Task description
List each line of the data that holds the string "supports", please.

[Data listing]
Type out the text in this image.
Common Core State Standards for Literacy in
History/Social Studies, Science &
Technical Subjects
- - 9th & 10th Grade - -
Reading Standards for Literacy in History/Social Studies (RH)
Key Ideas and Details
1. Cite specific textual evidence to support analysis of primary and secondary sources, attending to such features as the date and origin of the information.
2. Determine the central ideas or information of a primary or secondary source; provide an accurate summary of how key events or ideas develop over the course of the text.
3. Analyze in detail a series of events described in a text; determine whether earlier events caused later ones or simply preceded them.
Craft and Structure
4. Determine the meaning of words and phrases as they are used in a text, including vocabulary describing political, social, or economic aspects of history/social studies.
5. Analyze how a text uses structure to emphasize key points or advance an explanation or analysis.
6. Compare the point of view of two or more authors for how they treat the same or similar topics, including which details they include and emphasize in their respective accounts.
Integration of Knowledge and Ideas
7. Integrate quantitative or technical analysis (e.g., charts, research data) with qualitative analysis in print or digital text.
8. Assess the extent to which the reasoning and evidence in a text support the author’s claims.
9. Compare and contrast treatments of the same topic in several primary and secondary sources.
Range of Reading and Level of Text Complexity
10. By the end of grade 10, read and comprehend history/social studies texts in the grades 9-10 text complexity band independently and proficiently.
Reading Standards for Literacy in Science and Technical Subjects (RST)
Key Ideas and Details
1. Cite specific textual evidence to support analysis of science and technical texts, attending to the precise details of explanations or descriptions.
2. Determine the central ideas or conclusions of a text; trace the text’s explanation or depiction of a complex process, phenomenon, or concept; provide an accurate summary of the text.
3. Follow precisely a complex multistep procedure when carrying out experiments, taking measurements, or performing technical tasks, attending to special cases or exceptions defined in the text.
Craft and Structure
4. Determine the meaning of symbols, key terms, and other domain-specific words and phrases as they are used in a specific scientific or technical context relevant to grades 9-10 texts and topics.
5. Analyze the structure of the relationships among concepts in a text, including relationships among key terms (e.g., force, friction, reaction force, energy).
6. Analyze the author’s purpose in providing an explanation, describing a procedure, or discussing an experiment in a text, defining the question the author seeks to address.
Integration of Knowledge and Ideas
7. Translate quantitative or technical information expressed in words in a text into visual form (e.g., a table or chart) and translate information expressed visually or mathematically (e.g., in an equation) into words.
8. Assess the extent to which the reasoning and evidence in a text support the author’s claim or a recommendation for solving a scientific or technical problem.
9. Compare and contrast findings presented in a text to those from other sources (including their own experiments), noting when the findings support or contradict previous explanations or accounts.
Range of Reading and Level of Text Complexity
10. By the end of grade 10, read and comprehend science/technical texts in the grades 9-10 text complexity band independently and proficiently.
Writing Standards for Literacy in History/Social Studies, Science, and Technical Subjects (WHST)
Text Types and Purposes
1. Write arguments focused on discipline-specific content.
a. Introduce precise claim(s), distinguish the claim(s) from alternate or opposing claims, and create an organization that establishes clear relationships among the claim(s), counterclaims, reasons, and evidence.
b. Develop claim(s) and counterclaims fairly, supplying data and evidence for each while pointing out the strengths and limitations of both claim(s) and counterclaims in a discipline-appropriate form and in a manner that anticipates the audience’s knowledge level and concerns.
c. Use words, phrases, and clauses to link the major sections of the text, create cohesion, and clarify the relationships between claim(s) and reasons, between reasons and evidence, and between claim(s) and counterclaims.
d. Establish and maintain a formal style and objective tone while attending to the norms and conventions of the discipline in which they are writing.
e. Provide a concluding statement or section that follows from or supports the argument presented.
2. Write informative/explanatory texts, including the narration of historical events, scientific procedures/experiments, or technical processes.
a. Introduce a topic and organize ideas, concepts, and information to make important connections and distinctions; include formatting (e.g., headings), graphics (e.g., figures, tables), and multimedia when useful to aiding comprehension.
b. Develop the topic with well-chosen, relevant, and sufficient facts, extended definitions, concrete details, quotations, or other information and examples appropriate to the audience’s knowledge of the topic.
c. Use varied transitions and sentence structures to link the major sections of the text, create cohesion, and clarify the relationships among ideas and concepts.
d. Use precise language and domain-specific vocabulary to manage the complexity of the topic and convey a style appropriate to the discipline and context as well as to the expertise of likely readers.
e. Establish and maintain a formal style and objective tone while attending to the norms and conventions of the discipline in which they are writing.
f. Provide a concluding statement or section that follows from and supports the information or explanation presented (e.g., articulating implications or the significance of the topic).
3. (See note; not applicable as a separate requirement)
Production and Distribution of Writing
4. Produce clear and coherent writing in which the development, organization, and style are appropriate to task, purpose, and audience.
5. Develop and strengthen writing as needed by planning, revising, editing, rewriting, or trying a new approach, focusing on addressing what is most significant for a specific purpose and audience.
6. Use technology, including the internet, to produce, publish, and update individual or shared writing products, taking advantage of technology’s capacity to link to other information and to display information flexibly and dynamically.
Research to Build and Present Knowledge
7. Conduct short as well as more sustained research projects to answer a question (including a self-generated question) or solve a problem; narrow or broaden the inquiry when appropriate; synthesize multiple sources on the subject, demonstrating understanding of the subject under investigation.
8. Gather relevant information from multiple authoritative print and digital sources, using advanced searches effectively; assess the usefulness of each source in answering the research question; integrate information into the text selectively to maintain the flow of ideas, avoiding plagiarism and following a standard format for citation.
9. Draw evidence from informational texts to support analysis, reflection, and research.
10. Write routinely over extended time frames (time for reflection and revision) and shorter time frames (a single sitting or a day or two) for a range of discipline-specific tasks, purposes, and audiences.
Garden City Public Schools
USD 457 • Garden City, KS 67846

Task output
e. Provide a concluding statement or section that follows from or supports the argument presented.
f. Provide a concluding statement or section that follows from and supports the information or explanation presented (e.g., articulating implications or the significance of the topic).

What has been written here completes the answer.